**What is being asked:**
Copy every line from the material below that holds "knappen".

+++ Record list

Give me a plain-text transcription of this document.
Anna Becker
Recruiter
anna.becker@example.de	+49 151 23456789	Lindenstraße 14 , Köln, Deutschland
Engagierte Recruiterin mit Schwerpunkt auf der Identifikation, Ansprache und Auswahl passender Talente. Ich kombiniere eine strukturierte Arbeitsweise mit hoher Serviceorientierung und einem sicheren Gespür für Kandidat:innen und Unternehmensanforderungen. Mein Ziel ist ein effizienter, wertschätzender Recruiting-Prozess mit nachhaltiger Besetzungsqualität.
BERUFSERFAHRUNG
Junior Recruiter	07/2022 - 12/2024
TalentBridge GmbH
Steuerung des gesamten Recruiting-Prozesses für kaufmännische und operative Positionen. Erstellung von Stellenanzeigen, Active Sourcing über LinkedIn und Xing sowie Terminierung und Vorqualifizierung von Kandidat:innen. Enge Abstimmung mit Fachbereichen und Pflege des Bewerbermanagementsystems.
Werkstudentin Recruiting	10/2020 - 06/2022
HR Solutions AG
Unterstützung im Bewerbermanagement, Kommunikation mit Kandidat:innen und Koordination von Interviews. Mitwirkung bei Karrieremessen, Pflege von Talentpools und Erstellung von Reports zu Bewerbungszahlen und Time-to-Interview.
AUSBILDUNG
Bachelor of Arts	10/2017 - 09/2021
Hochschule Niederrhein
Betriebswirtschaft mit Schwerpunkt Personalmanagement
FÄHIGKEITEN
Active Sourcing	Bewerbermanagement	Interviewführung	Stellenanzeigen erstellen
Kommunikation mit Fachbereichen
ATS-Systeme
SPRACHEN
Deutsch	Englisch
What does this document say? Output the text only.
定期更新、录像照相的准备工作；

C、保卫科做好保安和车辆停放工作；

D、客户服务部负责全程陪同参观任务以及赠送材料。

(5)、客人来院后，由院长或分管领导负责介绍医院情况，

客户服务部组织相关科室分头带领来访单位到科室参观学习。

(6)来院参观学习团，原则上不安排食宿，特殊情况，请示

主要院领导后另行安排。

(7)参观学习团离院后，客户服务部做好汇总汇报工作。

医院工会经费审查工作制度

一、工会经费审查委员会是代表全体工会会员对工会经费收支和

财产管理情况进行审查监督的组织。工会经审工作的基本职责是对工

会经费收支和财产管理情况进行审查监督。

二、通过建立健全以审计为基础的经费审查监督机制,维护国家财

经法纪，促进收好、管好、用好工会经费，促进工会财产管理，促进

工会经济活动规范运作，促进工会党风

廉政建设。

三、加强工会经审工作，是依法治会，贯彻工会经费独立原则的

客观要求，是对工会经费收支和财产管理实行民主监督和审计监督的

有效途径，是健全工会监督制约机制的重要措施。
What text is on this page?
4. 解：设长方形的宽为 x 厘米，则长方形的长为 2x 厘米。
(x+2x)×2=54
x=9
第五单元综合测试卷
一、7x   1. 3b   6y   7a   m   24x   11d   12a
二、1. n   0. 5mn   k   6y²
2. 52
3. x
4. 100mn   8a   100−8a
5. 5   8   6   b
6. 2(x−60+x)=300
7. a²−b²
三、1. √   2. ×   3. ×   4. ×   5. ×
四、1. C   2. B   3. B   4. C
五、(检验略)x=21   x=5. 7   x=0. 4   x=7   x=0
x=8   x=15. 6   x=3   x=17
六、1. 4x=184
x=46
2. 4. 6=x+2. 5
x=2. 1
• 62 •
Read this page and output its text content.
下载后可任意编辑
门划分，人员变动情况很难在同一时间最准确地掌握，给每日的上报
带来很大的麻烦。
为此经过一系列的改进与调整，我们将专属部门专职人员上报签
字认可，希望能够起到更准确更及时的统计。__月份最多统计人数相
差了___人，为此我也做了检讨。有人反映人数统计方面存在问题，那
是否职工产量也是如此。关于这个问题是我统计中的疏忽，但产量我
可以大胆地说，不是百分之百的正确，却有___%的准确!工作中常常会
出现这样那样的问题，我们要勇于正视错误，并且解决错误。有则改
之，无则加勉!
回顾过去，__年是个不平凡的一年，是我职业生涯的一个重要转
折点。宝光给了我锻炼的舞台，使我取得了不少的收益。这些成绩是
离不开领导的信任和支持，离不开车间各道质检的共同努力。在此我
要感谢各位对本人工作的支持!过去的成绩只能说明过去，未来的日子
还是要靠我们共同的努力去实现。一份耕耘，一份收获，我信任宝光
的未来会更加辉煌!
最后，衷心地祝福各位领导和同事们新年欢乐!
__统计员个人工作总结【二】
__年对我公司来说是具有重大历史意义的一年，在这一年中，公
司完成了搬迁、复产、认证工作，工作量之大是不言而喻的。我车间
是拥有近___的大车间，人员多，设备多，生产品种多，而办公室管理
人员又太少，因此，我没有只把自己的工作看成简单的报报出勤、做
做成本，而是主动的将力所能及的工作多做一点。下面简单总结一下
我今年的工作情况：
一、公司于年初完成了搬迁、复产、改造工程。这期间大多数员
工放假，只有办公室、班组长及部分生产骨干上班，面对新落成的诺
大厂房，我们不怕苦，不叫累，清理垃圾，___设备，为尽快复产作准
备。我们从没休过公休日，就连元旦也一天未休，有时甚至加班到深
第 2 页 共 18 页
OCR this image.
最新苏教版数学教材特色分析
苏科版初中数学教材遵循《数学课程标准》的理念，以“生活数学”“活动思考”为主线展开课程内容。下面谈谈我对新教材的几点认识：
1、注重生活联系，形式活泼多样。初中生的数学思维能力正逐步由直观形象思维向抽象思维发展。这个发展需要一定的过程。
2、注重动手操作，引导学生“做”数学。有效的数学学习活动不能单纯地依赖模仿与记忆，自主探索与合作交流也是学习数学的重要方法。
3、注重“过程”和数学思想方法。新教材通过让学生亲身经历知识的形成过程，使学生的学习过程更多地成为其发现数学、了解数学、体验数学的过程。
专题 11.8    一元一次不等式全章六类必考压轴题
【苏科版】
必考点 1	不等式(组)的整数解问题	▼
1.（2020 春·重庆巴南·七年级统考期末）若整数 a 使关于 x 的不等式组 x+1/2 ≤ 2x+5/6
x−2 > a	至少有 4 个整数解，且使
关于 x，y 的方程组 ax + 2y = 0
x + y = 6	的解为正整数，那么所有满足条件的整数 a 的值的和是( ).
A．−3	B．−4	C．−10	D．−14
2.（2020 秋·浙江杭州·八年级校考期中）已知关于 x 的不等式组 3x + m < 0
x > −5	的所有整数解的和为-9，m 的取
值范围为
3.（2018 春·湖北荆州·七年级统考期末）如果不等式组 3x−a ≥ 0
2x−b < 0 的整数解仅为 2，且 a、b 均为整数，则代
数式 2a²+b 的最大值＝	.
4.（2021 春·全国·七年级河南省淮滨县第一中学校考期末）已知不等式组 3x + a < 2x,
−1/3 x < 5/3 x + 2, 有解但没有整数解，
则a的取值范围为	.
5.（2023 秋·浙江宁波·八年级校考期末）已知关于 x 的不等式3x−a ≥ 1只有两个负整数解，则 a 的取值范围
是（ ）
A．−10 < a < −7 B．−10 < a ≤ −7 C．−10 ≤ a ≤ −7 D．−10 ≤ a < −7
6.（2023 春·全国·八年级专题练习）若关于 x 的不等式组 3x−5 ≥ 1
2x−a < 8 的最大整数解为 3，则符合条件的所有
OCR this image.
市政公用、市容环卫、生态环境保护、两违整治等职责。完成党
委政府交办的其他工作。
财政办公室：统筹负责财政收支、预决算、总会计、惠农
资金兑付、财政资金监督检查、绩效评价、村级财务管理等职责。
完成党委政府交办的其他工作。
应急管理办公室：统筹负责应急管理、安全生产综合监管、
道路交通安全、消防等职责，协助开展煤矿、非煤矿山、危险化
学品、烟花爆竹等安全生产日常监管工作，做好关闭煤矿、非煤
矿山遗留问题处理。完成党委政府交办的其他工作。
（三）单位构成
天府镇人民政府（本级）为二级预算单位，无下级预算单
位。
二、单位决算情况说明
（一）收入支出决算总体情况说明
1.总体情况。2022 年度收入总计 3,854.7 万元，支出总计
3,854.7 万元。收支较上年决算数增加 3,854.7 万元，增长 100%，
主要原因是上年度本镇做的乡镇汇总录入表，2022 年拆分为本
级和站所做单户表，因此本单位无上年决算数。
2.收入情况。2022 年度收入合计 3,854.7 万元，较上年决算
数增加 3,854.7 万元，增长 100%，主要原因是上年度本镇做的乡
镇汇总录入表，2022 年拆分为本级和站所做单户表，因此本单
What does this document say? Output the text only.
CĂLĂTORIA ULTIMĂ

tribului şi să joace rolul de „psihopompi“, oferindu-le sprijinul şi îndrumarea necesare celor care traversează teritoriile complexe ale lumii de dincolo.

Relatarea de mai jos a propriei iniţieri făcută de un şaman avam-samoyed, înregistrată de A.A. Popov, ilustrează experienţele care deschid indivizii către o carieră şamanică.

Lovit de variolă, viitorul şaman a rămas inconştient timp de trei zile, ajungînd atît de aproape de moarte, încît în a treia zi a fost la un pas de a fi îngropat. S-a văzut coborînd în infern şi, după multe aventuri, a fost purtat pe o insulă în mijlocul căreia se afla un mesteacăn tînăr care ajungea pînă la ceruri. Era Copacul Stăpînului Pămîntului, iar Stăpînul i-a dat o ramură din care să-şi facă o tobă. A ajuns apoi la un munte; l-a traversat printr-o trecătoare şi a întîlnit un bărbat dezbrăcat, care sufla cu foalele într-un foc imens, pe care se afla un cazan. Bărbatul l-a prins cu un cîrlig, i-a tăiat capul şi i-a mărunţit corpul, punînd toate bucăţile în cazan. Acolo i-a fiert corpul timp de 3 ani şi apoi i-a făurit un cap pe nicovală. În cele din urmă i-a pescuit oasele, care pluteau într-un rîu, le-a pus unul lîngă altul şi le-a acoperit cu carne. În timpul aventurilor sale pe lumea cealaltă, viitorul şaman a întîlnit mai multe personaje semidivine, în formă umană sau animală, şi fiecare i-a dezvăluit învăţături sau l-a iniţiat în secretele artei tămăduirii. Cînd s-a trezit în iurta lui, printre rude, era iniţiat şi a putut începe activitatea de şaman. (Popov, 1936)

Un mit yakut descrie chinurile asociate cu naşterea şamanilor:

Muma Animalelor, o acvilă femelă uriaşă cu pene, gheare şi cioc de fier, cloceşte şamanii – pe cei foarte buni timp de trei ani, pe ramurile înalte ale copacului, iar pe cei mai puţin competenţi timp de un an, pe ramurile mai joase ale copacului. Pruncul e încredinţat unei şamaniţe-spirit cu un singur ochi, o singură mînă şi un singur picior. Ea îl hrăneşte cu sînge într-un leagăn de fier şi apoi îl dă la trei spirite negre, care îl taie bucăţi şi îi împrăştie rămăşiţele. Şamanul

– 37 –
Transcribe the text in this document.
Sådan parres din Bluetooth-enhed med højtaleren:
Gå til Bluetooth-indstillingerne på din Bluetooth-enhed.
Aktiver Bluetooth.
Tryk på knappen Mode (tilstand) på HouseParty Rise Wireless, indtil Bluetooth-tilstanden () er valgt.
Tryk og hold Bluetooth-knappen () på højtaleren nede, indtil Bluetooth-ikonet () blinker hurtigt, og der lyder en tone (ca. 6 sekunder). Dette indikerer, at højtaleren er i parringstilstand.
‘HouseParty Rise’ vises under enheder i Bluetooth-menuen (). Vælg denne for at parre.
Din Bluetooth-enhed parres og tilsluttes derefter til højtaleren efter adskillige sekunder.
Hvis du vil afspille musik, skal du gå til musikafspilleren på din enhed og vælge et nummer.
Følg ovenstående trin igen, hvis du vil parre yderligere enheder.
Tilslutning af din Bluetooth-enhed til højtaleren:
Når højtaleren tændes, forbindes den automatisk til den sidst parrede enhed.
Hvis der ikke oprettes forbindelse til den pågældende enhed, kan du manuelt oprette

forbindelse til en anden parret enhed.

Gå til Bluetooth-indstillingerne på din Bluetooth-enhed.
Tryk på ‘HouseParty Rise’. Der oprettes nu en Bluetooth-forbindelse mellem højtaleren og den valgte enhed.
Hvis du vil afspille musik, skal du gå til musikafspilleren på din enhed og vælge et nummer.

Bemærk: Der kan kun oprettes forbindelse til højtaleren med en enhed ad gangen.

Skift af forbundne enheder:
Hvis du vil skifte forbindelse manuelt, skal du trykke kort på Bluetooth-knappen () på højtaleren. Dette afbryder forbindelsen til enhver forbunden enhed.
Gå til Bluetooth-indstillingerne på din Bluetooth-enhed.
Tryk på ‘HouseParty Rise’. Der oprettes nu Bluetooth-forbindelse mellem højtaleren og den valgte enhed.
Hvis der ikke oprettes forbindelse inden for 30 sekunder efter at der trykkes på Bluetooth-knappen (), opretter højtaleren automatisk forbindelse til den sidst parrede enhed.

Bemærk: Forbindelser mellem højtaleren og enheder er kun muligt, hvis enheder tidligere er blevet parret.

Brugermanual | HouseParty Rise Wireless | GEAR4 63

++++++

**Exercise result:**
Tryk på knappen Mode (tilstand) på HouseParty Rise Wireless, indtil Bluetooth-tilstanden () er valgt.
Tryk og hold Bluetooth-knappen () på højtaleren nede, indtil Bluetooth-ikonet () blinker hurtigt, og der lyder en tone (ca. 6 sekunder). Dette indikerer, at højtaleren er i parringstilstand.
Hvis du vil skifte forbindelse manuelt, skal du trykke kort på Bluetooth-knappen () på højtaleren. Dette afbryder forbindelsen til enhver forbunden enhed.
Hvis der ikke oprettes forbindelse inden for 30 sekunder efter at der trykkes på Bluetooth-knappen (), opretter højtaleren automatisk forbindelse til den sidst parrede enhed.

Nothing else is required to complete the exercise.